--- AVAILABLE RECORDS ---
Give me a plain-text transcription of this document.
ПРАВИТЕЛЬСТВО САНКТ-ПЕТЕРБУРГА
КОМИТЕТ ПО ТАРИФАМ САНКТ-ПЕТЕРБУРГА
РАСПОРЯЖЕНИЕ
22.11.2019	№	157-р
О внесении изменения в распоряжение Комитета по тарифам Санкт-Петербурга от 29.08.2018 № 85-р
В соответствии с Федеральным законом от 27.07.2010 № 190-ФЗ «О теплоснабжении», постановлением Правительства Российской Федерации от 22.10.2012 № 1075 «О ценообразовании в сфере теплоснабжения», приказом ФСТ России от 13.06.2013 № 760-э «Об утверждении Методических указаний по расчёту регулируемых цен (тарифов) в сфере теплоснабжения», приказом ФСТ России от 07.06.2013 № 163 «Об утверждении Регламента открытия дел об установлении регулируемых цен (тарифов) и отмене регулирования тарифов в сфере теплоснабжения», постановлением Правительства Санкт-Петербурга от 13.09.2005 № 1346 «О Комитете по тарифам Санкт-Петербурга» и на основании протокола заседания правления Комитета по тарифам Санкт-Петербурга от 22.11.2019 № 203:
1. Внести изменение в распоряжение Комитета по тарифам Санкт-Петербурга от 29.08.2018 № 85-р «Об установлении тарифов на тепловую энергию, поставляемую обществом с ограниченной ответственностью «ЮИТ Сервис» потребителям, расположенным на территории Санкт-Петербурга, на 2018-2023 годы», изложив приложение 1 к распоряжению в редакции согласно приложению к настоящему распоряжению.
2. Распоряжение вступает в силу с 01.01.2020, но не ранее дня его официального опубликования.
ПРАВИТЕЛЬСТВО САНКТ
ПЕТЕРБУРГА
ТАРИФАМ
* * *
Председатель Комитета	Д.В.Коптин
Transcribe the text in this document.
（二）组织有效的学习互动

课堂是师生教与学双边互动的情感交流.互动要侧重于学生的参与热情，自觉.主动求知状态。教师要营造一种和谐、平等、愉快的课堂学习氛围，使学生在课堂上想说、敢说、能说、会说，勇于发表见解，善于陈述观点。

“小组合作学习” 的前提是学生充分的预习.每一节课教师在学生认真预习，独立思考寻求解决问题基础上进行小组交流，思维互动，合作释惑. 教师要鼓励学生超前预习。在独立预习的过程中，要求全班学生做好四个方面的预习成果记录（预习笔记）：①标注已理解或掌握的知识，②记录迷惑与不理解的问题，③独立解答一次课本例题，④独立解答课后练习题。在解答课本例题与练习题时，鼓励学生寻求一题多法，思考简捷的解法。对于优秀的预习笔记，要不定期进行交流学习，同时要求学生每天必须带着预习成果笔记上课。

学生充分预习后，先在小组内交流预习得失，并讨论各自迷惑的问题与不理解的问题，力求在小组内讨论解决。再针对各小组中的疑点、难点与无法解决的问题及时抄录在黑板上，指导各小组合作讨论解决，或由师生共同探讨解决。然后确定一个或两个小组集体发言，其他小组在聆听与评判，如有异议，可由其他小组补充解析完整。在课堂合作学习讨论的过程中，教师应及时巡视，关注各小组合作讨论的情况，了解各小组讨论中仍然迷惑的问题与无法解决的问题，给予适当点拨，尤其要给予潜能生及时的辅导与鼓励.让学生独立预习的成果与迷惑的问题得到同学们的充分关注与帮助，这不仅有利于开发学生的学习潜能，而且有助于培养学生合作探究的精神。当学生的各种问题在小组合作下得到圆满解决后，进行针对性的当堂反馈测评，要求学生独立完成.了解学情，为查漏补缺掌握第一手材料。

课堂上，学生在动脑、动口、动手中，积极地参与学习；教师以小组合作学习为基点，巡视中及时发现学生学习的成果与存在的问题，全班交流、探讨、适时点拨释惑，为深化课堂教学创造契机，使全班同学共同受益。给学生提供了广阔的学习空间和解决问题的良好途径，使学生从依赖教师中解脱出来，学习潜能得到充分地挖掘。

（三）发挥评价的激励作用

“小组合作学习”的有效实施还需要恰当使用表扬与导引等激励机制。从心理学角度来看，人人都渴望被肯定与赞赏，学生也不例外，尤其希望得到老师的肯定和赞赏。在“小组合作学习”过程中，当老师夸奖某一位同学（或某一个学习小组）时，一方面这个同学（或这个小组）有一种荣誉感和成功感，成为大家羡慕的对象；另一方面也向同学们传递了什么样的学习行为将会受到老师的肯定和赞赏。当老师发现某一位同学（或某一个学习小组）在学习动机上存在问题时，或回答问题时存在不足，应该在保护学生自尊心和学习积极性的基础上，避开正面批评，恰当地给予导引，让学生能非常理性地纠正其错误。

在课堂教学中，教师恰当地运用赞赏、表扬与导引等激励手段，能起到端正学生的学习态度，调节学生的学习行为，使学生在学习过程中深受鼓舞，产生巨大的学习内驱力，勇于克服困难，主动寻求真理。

...

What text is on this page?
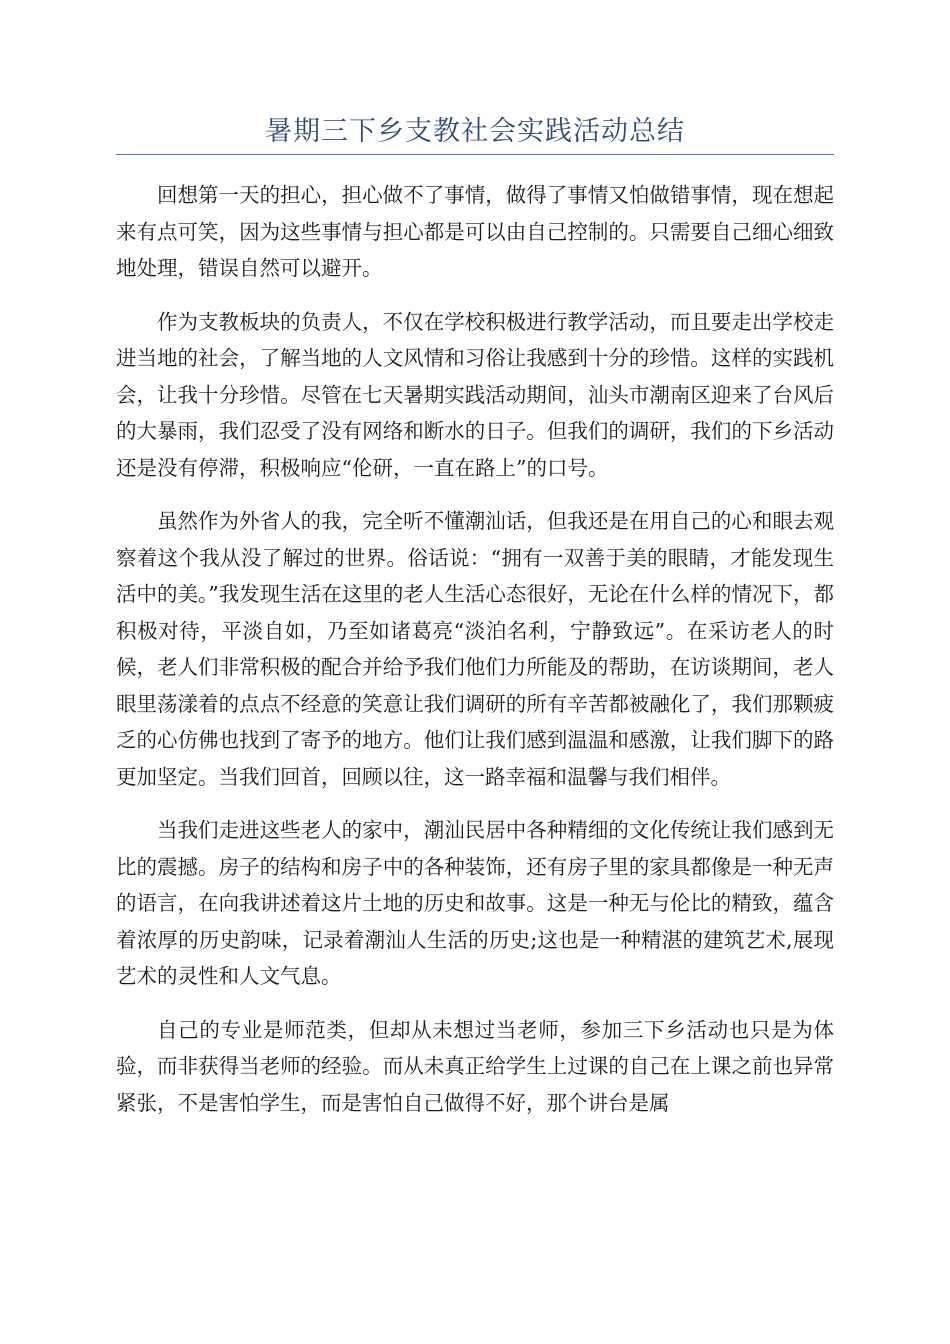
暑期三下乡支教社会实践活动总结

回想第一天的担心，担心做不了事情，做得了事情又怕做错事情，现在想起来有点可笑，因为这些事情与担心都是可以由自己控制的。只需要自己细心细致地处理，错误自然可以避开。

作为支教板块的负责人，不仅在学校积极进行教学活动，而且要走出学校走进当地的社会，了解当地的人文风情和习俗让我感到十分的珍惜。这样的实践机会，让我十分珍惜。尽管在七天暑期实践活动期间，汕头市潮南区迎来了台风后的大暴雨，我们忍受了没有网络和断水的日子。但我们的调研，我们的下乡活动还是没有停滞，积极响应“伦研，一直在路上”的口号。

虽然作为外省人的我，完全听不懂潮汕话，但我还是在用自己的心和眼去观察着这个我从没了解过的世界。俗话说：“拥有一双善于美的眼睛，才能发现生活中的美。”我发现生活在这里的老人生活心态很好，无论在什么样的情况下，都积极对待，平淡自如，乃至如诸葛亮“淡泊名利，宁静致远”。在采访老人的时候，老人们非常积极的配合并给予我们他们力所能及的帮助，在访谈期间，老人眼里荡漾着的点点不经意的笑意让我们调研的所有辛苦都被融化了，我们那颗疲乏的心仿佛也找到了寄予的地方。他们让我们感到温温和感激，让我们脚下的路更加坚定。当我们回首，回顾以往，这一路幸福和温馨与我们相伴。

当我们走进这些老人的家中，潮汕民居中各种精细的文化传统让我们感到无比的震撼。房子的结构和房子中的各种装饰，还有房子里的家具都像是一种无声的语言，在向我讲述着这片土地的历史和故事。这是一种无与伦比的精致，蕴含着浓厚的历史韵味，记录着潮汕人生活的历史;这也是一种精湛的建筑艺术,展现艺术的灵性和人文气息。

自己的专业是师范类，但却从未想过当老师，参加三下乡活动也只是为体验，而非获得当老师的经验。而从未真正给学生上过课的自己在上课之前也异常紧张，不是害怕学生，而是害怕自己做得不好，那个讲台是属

--- JOB ---
Return all the lines that contain the string "document".

--- FINISHED TASK ---
Give me a plain-text transcription of this document.
Transcribe the text in this document.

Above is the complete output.